[A block of data]
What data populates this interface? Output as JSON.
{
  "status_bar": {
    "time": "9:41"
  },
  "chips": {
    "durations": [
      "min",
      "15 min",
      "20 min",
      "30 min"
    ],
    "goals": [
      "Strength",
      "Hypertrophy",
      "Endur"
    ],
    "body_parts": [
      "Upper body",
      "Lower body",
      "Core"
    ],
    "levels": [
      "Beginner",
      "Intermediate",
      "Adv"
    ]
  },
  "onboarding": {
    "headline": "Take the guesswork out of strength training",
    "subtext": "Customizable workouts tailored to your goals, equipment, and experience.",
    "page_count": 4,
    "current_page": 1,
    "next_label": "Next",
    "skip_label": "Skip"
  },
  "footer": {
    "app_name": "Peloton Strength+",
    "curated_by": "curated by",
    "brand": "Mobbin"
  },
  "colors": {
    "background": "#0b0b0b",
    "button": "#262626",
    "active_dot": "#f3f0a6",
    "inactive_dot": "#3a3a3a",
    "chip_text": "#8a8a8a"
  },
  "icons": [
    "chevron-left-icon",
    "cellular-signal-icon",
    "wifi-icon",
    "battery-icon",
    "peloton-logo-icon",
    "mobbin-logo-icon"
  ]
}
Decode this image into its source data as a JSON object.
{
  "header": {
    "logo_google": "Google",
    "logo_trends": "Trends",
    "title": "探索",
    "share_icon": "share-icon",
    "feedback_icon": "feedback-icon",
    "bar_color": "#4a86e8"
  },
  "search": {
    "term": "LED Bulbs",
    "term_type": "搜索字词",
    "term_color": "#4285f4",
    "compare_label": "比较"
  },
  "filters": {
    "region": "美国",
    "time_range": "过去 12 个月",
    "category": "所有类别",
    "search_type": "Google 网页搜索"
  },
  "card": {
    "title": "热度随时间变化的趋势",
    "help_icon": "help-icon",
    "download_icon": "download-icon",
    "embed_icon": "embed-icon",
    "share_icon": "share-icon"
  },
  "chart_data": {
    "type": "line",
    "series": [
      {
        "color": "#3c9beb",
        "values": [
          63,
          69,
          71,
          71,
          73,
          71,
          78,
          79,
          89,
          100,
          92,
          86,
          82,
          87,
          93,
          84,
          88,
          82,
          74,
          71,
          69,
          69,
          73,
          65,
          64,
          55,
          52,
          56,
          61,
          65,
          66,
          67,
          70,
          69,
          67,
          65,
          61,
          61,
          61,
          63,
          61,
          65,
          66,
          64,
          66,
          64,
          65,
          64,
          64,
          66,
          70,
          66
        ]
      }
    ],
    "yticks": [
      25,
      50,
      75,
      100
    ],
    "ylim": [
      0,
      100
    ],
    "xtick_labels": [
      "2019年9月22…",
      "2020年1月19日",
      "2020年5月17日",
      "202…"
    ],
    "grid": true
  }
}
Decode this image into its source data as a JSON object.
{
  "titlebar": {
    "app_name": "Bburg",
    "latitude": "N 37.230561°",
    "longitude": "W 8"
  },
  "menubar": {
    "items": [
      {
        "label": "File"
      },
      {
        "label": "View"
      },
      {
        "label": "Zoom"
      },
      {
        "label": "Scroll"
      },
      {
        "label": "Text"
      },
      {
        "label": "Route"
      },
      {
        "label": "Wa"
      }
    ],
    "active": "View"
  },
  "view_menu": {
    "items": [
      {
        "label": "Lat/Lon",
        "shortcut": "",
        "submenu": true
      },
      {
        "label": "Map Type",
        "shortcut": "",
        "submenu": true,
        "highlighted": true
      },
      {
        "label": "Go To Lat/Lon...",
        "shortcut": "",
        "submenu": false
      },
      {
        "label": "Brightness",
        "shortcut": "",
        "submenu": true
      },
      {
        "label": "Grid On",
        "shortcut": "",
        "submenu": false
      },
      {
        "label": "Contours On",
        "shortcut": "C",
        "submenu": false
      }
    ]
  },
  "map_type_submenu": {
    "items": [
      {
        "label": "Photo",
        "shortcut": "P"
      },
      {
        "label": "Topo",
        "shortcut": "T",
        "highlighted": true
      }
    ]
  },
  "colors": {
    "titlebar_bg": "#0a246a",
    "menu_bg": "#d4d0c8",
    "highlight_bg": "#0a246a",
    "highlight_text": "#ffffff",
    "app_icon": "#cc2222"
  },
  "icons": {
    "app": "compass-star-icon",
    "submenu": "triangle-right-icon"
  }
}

◆ WHAT THE EXERCISE ASKS
Take every line from the data above that holds "Google" and copy it out.

◆ EXPECTED ANSWER
    "logo_google": "Google",
    "search_type": "Google 网页搜索"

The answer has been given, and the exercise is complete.